# START OF The input

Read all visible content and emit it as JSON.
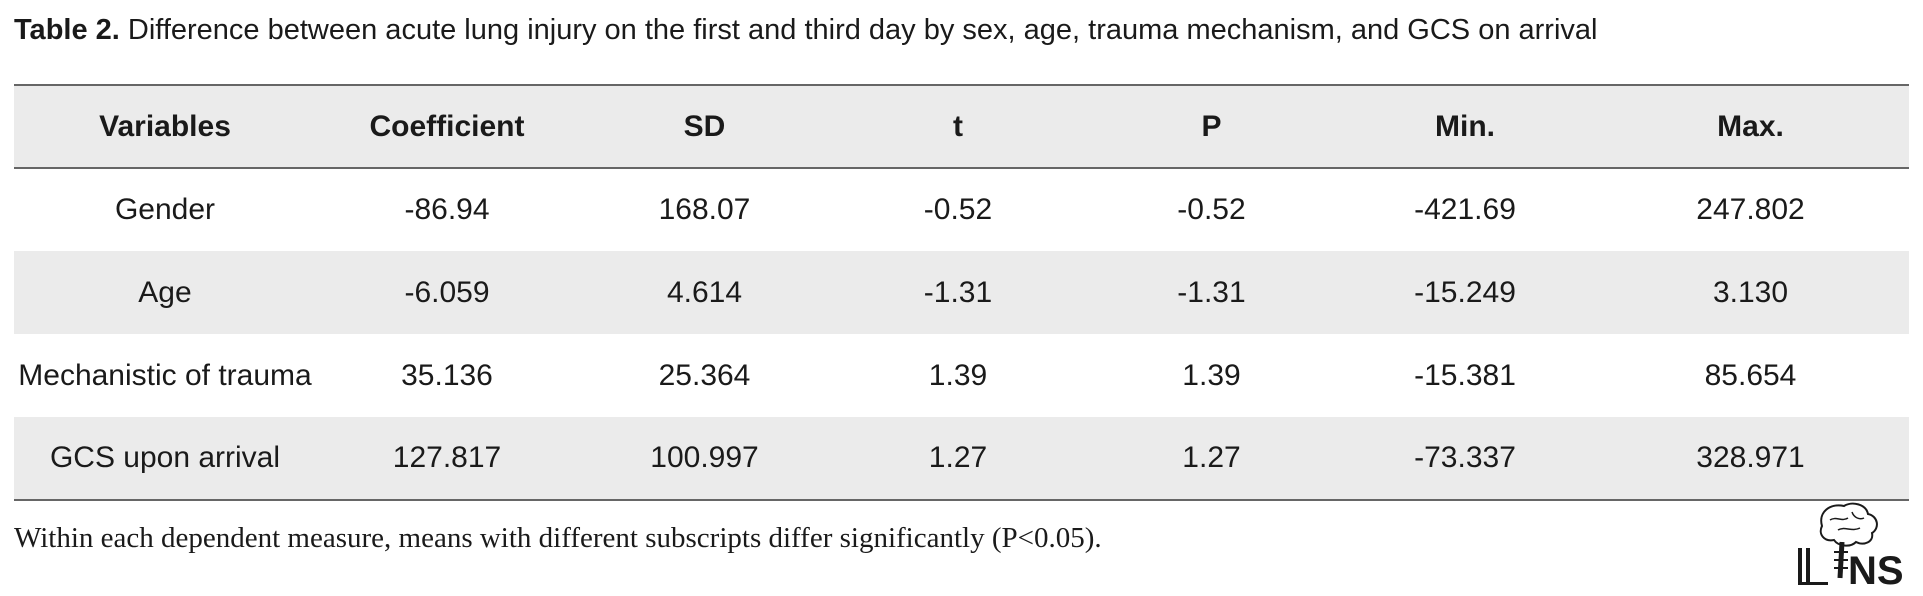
{
  "caption": {
    "label": "Table 2.",
    "text": "Difference between acute lung injury on the first and third day by sex, age, trauma mechanism, and GCS on arrival"
  },
  "table": {
    "headers": [
      "Variables",
      "Coefficient",
      "SD",
      "t",
      "P",
      "Min.",
      "Max."
    ],
    "rows": [
      [
        "Gender",
        "-86.94",
        "168.07",
        "-0.52",
        "-0.52",
        "-421.69",
        "247.802"
      ],
      [
        "Age",
        "-6.059",
        "4.614",
        "-1.31",
        "-1.31",
        "-15.249",
        "3.130"
      ],
      [
        "Mechanistic of trauma",
        "35.136",
        "25.364",
        "1.39",
        "1.39",
        "-15.381",
        "85.654"
      ],
      [
        "GCS upon arrival",
        "127.817",
        "100.997",
        "1.27",
        "1.27",
        "-73.337",
        "328.971"
      ]
    ]
  },
  "footnote": "Within each dependent measure, means with different subscripts differ significantly (P<0.05).",
  "logo": {
    "icon": "journal-logo-icon",
    "text": "NS"
  }
}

# END OF The input

Task requirements. Repeat the data exactly, without the pictures.

Written reply.
Read all visible content and emit it as JSON.
{
  "caption": {
    "label": "Table 2.",
    "text": "Difference between acute lung injury on the first and third day by sex, age, trauma mechanism, and GCS on arrival"
  },
  "table": {
    "headers": [
      "Variables",
      "Coefficient",
      "SD",
      "t",
      "P",
      "Min.",
      "Max."
    ],
    "rows": [
      [
        "Gender",
        "-86.94",
        "168.07",
        "-0.52",
        "-0.52",
        "-421.69",
        "247.802"
      ],
      [
        "Age",
        "-6.059",
        "4.614",
        "-1.31",
        "-1.31",
        "-15.249",
        "3.130"
      ],
      [
        "Mechanistic of trauma",
        "35.136",
        "25.364",
        "1.39",
        "1.39",
        "-15.381",
        "85.654"
      ],
      [
        "GCS upon arrival",
        "127.817",
        "100.997",
        "1.27",
        "1.27",
        "-73.337",
        "328.971"
      ]
    ]
  },
  "footnote": "Within each dependent measure, means with different subscripts differ significantly (P<0.05).",
  "logo": {
    "icon": "journal-logo-icon",
    "text": "NS"
  }
}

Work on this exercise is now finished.